▸ **WHAT THIS TASK INVOLVES**
Please print every record below exactly as it appears.

▸ **Source data**
---
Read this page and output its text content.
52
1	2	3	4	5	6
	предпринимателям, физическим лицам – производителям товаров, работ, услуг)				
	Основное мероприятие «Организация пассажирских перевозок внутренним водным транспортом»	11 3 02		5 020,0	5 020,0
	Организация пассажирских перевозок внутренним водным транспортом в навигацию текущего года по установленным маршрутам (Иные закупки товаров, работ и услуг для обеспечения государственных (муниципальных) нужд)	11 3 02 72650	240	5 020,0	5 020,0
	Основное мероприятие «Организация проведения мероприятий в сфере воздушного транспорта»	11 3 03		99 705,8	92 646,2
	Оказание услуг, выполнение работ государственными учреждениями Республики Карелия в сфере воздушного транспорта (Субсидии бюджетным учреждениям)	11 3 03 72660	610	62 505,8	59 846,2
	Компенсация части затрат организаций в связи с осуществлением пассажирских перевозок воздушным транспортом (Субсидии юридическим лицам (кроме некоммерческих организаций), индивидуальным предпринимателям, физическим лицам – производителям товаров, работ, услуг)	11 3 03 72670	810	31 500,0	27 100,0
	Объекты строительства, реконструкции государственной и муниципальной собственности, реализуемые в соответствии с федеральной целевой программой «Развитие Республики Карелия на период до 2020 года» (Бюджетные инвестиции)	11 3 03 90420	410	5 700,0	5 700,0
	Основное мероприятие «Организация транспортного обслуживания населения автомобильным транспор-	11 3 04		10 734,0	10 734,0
---
▸ **OUTPUT FOR THIS EXERCISE**
Read this page and output its text content.
52
1	2	3	4	5	6
	предпринимателям, физическим лицам – производителям товаров, работ, услуг)				
	Основное мероприятие «Организация пассажирских перевозок внутренним водным транспортом»	11 3 02		5 020,0	5 020,0
	Организация пассажирских перевозок внутренним водным транспортом в навигацию текущего года по установленным маршрутам (Иные закупки товаров, работ и услуг для обеспечения государственных (муниципальных) нужд)	11 3 02 72650	240	5 020,0	5 020,0
	Основное мероприятие «Организация проведения мероприятий в сфере воздушного транспорта»	11 3 03		99 705,8	92 646,2
	Оказание услуг, выполнение работ государственными учреждениями Республики Карелия в сфере воздушного транспорта (Субсидии бюджетным учреждениям)	11 3 03 72660	610	62 505,8	59 846,2
	Компенсация части затрат организаций в связи с осуществлением пассажирских перевозок воздушным транспортом (Субсидии юридическим лицам (кроме некоммерческих организаций), индивидуальным предпринимателям, физическим лицам – производителям товаров, работ, услуг)	11 3 03 72670	810	31 500,0	27 100,0
	Объекты строительства, реконструкции государственной и муниципальной собственности, реализуемые в соответствии с федеральной целевой программой «Развитие Республики Карелия на период до 2020 года» (Бюджетные инвестиции)	11 3 03 90420	410	5 700,0	5 700,0
	Основное мероприятие «Организация транспортного обслуживания населения автомобильным транспор-	11 3 04		10 734,0	10 734,0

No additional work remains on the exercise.